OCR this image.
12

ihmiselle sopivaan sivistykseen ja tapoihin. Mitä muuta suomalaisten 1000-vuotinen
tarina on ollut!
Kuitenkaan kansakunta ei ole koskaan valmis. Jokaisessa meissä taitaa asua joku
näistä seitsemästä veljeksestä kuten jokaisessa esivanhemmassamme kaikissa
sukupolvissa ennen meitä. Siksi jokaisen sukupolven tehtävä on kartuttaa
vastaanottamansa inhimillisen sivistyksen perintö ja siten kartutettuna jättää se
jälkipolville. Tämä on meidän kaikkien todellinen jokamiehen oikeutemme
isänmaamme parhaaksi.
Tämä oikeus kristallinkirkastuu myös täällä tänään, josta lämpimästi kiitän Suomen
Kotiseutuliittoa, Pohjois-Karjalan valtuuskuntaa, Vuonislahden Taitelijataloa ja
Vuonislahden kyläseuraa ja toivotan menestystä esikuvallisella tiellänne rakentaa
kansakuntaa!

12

· · · · · · ·

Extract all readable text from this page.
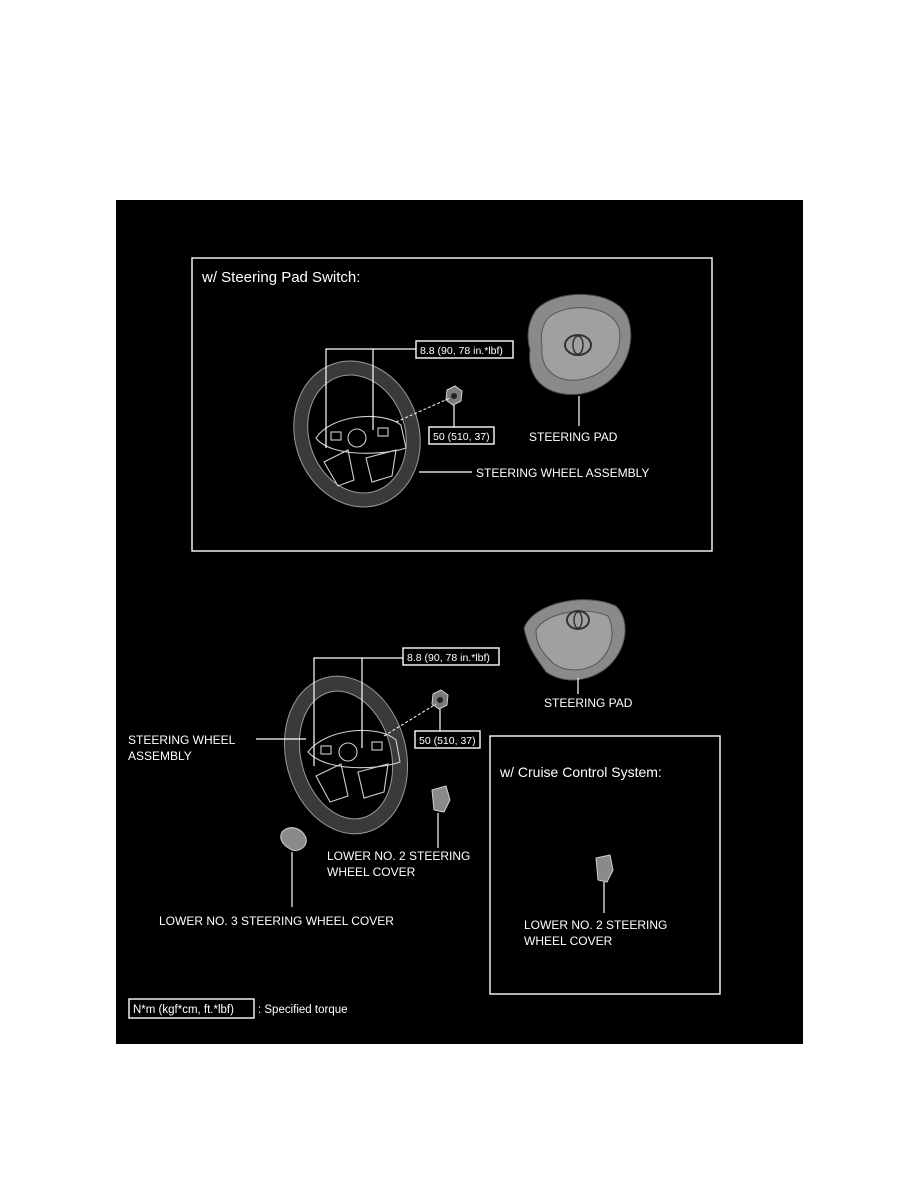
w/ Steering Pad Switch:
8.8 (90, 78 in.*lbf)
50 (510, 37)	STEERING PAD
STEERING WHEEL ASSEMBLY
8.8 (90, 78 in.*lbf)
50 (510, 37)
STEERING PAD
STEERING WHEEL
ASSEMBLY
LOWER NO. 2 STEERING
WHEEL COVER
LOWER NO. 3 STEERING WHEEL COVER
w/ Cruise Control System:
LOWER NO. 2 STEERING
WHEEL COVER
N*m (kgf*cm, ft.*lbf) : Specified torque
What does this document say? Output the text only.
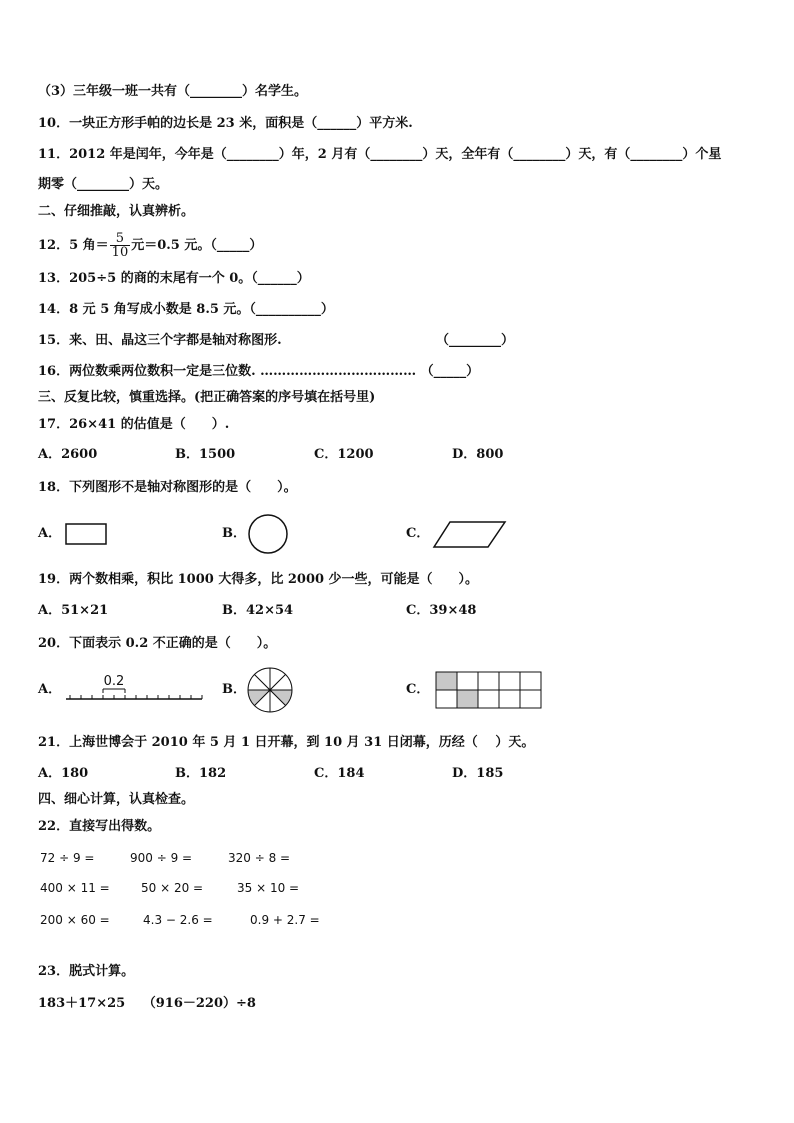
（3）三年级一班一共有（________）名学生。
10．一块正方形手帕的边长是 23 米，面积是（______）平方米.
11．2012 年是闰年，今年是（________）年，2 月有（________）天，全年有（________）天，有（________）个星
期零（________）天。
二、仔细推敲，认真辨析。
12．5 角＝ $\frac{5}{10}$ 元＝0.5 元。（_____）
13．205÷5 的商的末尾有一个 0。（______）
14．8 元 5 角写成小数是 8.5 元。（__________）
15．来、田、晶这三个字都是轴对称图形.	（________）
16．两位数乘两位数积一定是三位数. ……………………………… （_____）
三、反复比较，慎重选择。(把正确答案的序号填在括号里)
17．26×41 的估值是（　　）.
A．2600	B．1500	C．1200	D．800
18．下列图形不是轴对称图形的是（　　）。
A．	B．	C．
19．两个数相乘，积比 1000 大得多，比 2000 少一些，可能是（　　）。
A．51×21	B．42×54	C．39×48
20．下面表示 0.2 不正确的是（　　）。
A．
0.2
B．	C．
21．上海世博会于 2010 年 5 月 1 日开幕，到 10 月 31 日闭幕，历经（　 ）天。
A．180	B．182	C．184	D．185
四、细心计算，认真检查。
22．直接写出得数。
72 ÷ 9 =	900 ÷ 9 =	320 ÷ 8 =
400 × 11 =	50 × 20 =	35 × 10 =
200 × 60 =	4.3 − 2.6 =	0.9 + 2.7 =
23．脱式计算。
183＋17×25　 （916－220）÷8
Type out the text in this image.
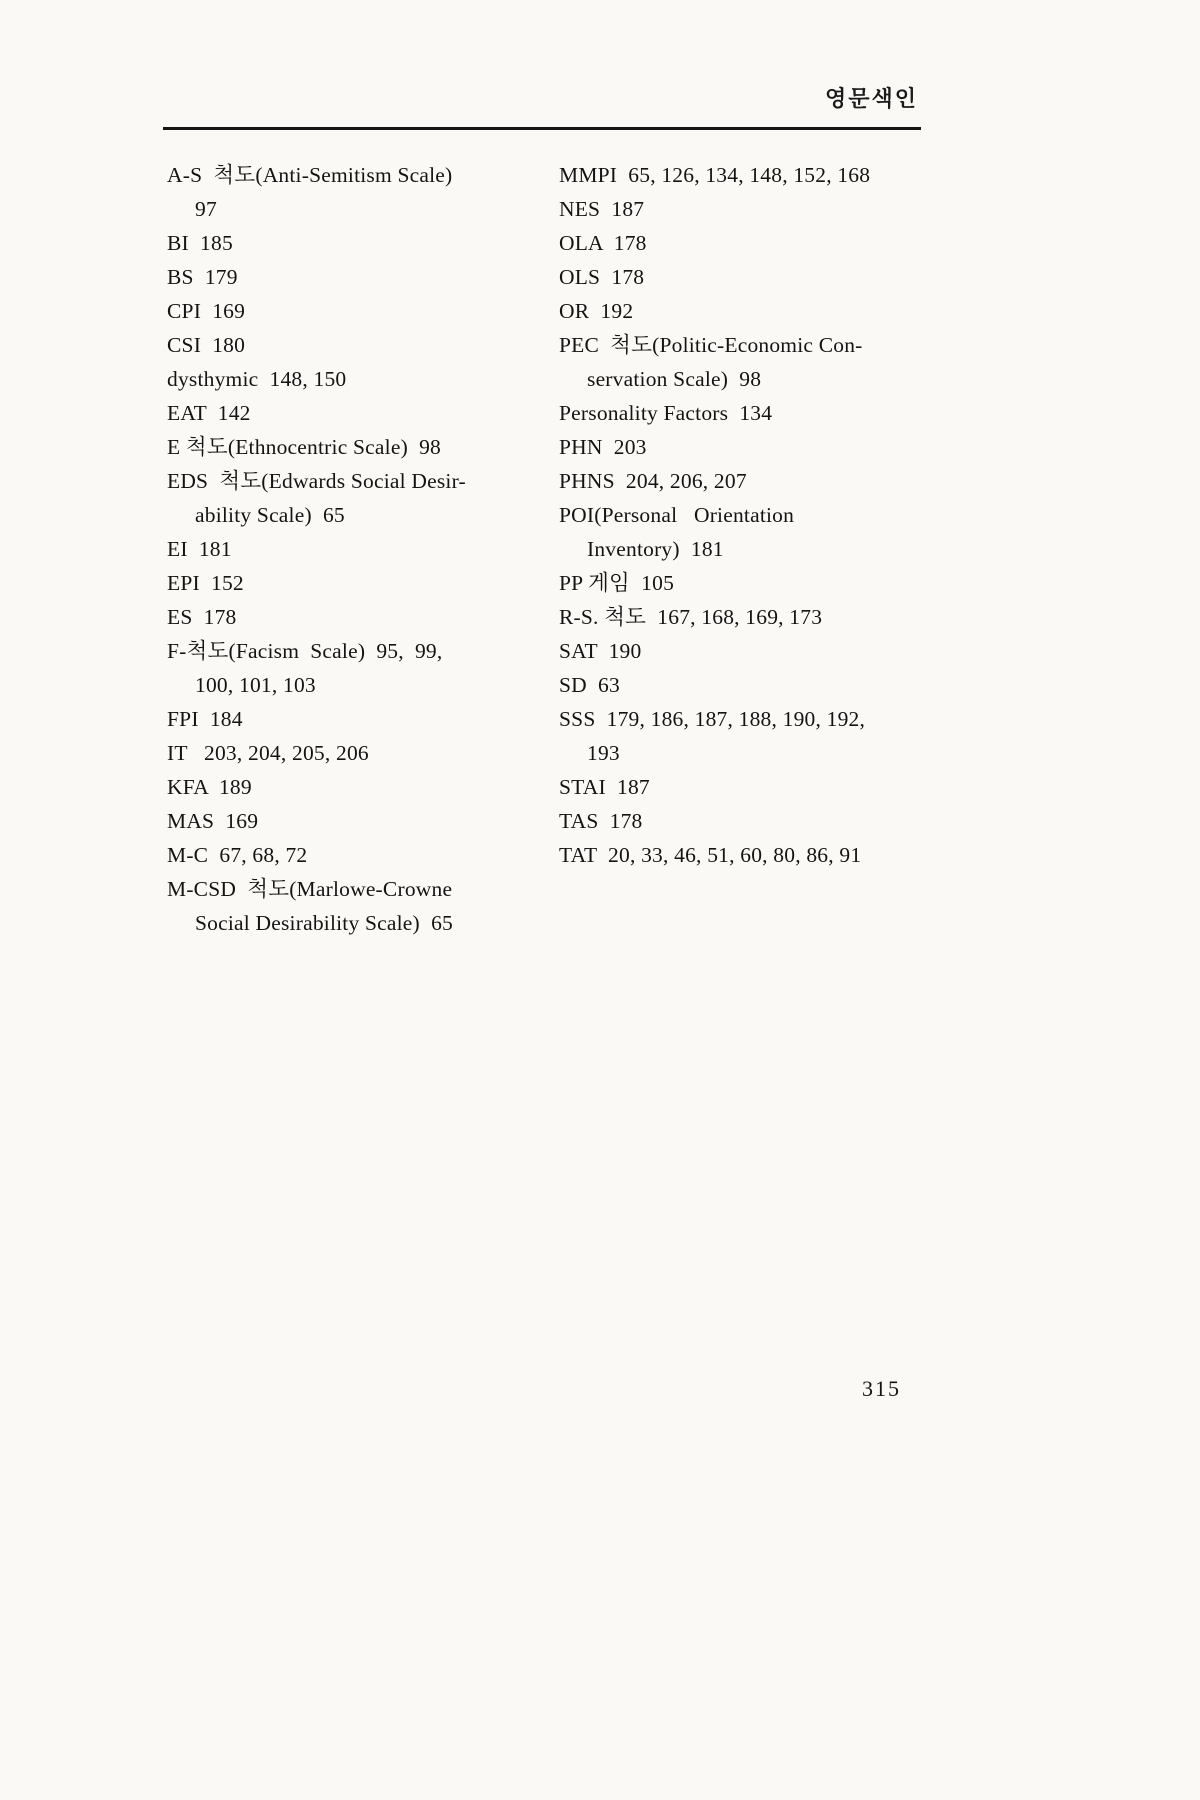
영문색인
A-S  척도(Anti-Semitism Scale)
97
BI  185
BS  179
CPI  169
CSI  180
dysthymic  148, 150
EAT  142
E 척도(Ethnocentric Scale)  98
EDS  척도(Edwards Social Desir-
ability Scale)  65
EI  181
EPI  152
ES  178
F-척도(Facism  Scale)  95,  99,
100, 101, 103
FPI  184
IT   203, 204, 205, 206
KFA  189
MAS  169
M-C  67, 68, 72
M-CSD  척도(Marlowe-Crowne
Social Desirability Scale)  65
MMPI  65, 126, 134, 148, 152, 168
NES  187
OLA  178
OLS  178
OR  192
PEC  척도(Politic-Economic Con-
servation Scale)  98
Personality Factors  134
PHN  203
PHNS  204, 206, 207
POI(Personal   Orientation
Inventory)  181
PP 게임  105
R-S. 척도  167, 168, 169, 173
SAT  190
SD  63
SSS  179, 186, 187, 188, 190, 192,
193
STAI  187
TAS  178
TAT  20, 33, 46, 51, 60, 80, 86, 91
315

· · · · · · ·

Count the lines of these entries that hold the string "this", and give only that number.

4